» **COMPLETE THE FOLLOWING**
[A] Summarize the post about measuring VRAM bandwidth in two sentences.
[B] Answer these questions from the VRAM bandwidth post:
(i) Which interfaces does the program use for Intel and for Nvidia GPUs?
(ii) Which game is shown running on the Intel i7-8700K and Arc A750?
(iii) About how much VRAM bandwidth does Cyberpunk use with raytracing?
[C] Reproduce word for word the stretch of the VRAM bandwidth post that starts at "Dr. Moritz Lehmann" and ends after "and ~100GB/s with #raytracing.".
Begin DOCUMENT EXCERPT
Mastodawn

Dr. Moritz Lehmann Nov 1, 2023

I've always wondered how much VRAM bandwidth games and applications pull - other tools don't tell you that. So I've written a program that can query/measure it, and properly visualize in CMD! 🖖 🧐
So far it works on Windows with Intel (IGCL) and Nvidia (NVML) #GPUs. Here is Intel i7-8700K and Arc A750 running the game Planetside 2. Cyberpunk is ~60GB/s without and ~100GB/s with #raytracing.
End DOCUMENT EXCERPT
Begin DATA LINES
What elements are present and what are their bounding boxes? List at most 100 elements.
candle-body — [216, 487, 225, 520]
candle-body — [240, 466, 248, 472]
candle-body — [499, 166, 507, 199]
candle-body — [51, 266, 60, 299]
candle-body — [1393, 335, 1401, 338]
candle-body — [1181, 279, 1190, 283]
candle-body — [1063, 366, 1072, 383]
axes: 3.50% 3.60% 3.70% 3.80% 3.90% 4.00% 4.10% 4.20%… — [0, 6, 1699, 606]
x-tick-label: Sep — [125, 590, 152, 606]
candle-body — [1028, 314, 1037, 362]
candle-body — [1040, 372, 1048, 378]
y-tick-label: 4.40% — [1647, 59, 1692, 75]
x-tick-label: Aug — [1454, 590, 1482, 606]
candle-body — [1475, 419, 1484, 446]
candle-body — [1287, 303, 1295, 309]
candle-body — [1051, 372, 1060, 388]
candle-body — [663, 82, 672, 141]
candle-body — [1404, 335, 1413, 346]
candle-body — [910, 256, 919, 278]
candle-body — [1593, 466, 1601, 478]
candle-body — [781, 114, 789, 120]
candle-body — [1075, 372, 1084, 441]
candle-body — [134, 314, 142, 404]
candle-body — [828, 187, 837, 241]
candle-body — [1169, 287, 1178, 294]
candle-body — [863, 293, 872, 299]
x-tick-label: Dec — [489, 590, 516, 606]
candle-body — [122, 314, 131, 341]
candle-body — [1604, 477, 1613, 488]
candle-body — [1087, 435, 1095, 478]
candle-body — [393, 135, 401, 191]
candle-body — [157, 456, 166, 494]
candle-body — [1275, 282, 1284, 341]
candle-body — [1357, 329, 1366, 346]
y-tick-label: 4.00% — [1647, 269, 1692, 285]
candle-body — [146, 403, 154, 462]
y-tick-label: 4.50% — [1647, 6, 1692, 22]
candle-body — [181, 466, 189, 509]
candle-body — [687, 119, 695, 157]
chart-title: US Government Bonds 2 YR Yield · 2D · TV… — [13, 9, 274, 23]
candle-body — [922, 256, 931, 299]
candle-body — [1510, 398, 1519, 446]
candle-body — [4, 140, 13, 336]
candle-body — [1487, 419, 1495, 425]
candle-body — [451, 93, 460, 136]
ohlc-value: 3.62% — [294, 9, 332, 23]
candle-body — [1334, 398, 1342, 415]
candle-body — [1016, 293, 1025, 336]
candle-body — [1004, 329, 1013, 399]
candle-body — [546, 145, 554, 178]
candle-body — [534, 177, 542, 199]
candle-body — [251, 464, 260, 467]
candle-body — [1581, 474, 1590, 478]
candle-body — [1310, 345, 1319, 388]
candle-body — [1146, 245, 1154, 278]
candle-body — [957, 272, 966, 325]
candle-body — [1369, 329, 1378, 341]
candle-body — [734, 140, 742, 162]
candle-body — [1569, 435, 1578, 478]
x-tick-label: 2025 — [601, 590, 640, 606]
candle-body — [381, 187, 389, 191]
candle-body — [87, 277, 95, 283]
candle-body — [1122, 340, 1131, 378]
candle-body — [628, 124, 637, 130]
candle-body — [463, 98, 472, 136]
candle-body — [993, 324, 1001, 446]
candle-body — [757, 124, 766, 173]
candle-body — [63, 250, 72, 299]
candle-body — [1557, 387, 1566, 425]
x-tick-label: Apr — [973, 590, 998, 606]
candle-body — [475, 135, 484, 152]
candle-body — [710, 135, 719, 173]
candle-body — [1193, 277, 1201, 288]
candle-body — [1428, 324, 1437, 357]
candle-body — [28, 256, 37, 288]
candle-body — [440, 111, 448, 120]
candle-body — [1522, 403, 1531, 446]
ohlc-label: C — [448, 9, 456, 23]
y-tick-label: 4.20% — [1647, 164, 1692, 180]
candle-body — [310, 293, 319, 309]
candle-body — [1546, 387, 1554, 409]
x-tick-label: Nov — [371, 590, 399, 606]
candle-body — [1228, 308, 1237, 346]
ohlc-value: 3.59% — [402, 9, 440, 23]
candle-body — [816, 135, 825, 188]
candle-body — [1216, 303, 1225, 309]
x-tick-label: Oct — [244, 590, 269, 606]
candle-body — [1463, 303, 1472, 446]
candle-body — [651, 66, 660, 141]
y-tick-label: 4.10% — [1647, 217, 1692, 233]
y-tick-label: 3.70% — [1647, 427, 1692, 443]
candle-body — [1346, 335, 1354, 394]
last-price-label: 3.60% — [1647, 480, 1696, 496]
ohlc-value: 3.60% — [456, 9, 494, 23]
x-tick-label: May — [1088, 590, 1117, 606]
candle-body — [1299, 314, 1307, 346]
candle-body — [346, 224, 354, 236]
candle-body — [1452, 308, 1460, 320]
End DATA LINES
» **SOLUTION SET**
[A] The author wrote a program that queries or measures how much VRAM bandwidth games and applications use, which other tools don't report, and visualizes it in CMD. It currently works on Windows with Intel (IGCL) and Nvidia (NVML) GPUs, and Cyberpunk uses about 60GB/s without raytracing and about 100GB/s with it.

[B]
(i) IGCL for Intel and NVML for Nvidia.
(ii) Planetside 2.
(iii) About 100GB/s.

[C]
Dr. Moritz Lehmann Nov 1, 2023

I've always wondered how much VRAM bandwidth games and applications pull - other tools don't tell you that. So I've written a program that can query/measure it, and properly visualize in CMD! 🖖 🧐
So far it works on Windows with Intel (IGCL) and Nvidia (NVML) #GPUs. Here is Intel i7-8700K and Arc A750 running the game Planetside 2. Cyberpunk is ~60GB/s without and ~100GB/s with #raytracing.